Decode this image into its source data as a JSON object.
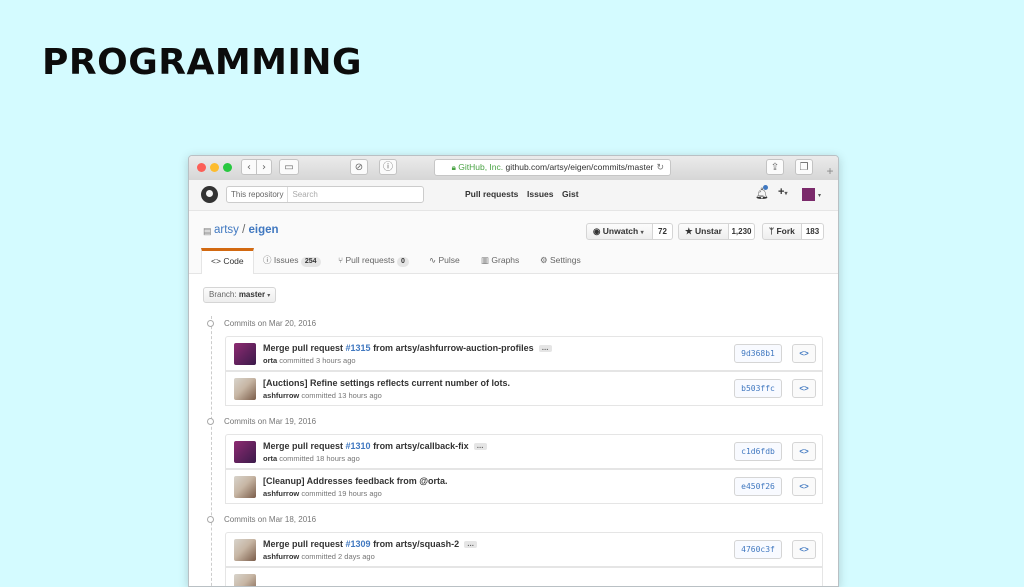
{
  "slide": {
    "title": "PROGRAMMING"
  },
  "browser": {
    "url_security": "GitHub, Inc.",
    "url_path": "github.com/artsy/eigen/commits/master"
  },
  "header": {
    "search_scope": "This repository",
    "search_placeholder": "Search",
    "nav": [
      "Pull requests",
      "Issues",
      "Gist"
    ]
  },
  "repo": {
    "owner": "artsy",
    "separator": "/",
    "name": "eigen",
    "unwatch_label": "Unwatch",
    "watch_count": "72",
    "unstar_label": "Unstar",
    "star_count": "1,230",
    "fork_label": "Fork",
    "fork_count": "183"
  },
  "tabs": {
    "code": "Code",
    "issues": "Issues",
    "issues_count": "254",
    "pulls": "Pull requests",
    "pulls_count": "0",
    "pulse": "Pulse",
    "graphs": "Graphs",
    "settings": "Settings"
  },
  "branch": {
    "label": "Branch:",
    "name": "master"
  },
  "commit_groups": [
    {
      "date": "Commits on Mar 20, 2016",
      "commits": [
        {
          "msg_pre": "Merge pull request ",
          "pr": "#1315",
          "msg_post": " from artsy/ashfurrow-auction-profiles",
          "author": "orta",
          "verb": "committed",
          "time": "3 hours ago",
          "sha": "9d368b1"
        },
        {
          "msg_pre": "[Auctions] Refine settings reflects current number of lots.",
          "pr": "",
          "msg_post": "",
          "author": "ashfurrow",
          "verb": "committed",
          "time": "13 hours ago",
          "sha": "b503ffc"
        }
      ]
    },
    {
      "date": "Commits on Mar 19, 2016",
      "commits": [
        {
          "msg_pre": "Merge pull request ",
          "pr": "#1310",
          "msg_post": " from artsy/callback-fix",
          "author": "orta",
          "verb": "committed",
          "time": "18 hours ago",
          "sha": "c1d6fdb"
        },
        {
          "msg_pre": "[Cleanup] Addresses feedback from @orta.",
          "pr": "",
          "msg_post": "",
          "author": "ashfurrow",
          "verb": "committed",
          "time": "19 hours ago",
          "sha": "e450f26"
        }
      ]
    },
    {
      "date": "Commits on Mar 18, 2016",
      "commits": [
        {
          "msg_pre": "Merge pull request ",
          "pr": "#1309",
          "msg_post": " from artsy/squash-2",
          "author": "ashfurrow",
          "verb": "committed",
          "time": "2 days ago",
          "sha": "4760c3f"
        }
      ]
    }
  ],
  "icons": {
    "browse": "<>",
    "more": "…"
  }
}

-- -- --

◆ SHORT PROBLEM ◆
Reproduce the material word for word. Any pictures should be left out of the copy.

◆ FINISHED ANSWER ◆
Decode this image into its source data as a JSON object.
{
  "slide": {
    "title": "PROGRAMMING"
  },
  "browser": {
    "url_security": "GitHub, Inc.",
    "url_path": "github.com/artsy/eigen/commits/master"
  },
  "header": {
    "search_scope": "This repository",
    "search_placeholder": "Search",
    "nav": [
      "Pull requests",
      "Issues",
      "Gist"
    ]
  },
  "repo": {
    "owner": "artsy",
    "separator": "/",
    "name": "eigen",
    "unwatch_label": "Unwatch",
    "watch_count": "72",
    "unstar_label": "Unstar",
    "star_count": "1,230",
    "fork_label": "Fork",
    "fork_count": "183"
  },
  "tabs": {
    "code": "Code",
    "issues": "Issues",
    "issues_count": "254",
    "pulls": "Pull requests",
    "pulls_count": "0",
    "pulse": "Pulse",
    "graphs": "Graphs",
    "settings": "Settings"
  },
  "branch": {
    "label": "Branch:",
    "name": "master"
  },
  "commit_groups": [
    {
      "date": "Commits on Mar 20, 2016",
      "commits": [
        {
          "msg_pre": "Merge pull request ",
          "pr": "#1315",
          "msg_post": " from artsy/ashfurrow-auction-profiles",
          "author": "orta",
          "verb": "committed",
          "time": "3 hours ago",
          "sha": "9d368b1"
        },
        {
          "msg_pre": "[Auctions] Refine settings reflects current number of lots.",
          "pr": "",
          "msg_post": "",
          "author": "ashfurrow",
          "verb": "committed",
          "time": "13 hours ago",
          "sha": "b503ffc"
        }
      ]
    },
    {
      "date": "Commits on Mar 19, 2016",
      "commits": [
        {
          "msg_pre": "Merge pull request ",
          "pr": "#1310",
          "msg_post": " from artsy/callback-fix",
          "author": "orta",
          "verb": "committed",
          "time": "18 hours ago",
          "sha": "c1d6fdb"
        },
        {
          "msg_pre": "[Cleanup] Addresses feedback from @orta.",
          "pr": "",
          "msg_post": "",
          "author": "ashfurrow",
          "verb": "committed",
          "time": "19 hours ago",
          "sha": "e450f26"
        }
      ]
    },
    {
      "date": "Commits on Mar 18, 2016",
      "commits": [
        {
          "msg_pre": "Merge pull request ",
          "pr": "#1309",
          "msg_post": " from artsy/squash-2",
          "author": "ashfurrow",
          "verb": "committed",
          "time": "2 days ago",
          "sha": "4760c3f"
        }
      ]
    }
  ],
  "icons": {
    "browse": "<>",
    "more": "…"
  }
}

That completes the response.